Given exercise:
Of all the lines in this data, how many include "Página"? Respond with the number only.

Stored records:
++++++++

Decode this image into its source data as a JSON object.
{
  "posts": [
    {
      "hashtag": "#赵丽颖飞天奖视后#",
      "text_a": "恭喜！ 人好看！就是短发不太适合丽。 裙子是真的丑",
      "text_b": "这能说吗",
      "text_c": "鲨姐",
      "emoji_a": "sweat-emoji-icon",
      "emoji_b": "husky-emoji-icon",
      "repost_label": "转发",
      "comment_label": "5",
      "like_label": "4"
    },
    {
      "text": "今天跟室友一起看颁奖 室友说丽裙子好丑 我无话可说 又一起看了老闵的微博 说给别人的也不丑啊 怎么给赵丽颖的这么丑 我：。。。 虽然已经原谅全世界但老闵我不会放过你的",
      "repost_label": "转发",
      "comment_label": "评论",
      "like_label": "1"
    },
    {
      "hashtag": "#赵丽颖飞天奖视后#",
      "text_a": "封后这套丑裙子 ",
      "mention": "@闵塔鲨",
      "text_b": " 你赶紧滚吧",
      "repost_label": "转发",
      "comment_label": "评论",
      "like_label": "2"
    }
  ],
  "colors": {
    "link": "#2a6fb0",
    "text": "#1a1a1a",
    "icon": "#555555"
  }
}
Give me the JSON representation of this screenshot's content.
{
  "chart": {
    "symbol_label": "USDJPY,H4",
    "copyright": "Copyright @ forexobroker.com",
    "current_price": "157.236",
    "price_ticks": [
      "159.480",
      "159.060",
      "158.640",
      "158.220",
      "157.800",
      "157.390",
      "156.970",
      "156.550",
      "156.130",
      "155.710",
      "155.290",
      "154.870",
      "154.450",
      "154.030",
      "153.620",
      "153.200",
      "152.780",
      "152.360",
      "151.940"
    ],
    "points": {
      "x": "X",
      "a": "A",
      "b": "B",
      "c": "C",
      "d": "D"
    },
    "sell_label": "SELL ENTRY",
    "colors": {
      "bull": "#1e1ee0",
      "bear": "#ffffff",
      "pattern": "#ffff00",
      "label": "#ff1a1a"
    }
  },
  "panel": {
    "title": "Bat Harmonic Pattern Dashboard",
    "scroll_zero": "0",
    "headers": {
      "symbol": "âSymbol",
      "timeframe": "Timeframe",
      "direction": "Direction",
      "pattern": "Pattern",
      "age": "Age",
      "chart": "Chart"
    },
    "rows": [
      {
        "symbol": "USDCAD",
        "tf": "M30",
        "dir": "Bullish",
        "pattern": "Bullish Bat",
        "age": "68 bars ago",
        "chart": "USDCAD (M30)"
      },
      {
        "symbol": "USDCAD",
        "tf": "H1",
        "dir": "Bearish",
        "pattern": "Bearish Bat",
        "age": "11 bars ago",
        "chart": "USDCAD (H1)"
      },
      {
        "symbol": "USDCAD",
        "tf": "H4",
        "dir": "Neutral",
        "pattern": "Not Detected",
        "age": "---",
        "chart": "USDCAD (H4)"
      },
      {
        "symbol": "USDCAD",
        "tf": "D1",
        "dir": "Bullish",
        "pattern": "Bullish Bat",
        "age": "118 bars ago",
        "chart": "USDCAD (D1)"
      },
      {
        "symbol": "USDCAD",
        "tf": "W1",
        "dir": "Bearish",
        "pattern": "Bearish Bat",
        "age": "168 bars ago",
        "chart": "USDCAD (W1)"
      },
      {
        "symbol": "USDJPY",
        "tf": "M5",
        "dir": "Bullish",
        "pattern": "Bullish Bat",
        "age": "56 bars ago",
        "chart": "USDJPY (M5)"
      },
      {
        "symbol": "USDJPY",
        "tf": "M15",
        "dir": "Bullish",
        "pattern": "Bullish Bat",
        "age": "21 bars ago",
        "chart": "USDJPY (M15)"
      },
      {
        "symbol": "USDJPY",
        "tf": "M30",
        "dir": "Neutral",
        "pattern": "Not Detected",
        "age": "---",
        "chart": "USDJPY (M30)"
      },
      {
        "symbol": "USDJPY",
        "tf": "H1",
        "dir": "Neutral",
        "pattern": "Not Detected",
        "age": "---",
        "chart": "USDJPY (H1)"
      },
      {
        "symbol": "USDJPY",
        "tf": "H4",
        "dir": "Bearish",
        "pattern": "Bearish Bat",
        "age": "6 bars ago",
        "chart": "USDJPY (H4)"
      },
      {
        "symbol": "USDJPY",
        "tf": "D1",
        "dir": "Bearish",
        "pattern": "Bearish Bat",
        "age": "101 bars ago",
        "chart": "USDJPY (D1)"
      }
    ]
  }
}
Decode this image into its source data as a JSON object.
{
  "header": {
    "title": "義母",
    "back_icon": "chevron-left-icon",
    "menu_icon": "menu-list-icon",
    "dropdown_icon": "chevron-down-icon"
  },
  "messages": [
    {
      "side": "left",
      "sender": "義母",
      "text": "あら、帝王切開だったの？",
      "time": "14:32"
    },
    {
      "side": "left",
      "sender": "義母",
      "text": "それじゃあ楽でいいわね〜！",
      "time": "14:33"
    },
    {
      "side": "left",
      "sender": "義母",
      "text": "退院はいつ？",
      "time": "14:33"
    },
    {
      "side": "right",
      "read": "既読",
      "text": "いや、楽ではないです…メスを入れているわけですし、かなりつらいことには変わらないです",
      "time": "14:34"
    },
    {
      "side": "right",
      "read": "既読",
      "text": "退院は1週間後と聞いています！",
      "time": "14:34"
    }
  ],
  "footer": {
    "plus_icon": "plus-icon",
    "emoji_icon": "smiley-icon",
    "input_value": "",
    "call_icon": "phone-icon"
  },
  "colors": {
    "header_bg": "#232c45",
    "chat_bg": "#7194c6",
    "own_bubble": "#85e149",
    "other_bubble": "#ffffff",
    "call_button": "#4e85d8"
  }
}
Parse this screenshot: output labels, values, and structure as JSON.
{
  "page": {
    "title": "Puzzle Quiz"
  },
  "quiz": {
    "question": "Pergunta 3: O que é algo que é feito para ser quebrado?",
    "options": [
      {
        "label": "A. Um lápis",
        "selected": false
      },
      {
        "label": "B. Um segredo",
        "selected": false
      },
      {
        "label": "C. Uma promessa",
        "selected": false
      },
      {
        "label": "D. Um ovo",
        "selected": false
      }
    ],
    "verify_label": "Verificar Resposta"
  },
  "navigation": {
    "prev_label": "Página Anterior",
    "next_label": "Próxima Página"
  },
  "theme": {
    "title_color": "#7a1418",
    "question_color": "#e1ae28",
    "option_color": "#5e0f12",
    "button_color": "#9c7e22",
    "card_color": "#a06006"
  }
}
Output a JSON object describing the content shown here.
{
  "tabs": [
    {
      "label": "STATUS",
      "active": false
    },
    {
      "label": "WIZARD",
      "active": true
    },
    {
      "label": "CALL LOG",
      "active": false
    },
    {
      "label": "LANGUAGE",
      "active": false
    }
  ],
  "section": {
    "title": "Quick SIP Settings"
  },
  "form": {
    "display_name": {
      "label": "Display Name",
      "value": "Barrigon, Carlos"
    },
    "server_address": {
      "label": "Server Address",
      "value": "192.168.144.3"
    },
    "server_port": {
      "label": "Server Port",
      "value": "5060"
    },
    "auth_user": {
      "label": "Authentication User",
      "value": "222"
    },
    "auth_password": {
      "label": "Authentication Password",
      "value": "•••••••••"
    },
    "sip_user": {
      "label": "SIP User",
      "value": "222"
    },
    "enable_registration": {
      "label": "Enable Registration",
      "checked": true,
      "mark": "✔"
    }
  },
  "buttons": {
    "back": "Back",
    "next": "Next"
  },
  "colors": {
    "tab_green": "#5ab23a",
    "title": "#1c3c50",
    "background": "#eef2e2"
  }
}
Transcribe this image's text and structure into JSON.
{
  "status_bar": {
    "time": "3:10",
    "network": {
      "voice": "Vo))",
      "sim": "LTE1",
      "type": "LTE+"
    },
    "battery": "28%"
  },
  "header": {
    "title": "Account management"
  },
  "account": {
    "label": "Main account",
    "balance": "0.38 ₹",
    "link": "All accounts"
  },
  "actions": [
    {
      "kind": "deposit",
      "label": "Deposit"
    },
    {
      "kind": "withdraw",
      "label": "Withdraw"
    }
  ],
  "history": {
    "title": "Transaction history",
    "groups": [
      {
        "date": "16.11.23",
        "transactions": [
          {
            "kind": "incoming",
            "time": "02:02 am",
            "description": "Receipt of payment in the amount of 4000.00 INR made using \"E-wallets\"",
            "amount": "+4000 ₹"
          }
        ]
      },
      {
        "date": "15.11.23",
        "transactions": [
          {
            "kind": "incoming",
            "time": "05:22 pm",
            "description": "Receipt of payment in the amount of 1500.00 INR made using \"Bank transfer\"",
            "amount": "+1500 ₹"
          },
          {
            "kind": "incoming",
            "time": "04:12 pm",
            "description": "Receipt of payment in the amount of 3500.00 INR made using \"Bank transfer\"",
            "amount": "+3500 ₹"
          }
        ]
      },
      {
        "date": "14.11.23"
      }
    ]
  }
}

++++++++

Reply to the task:
2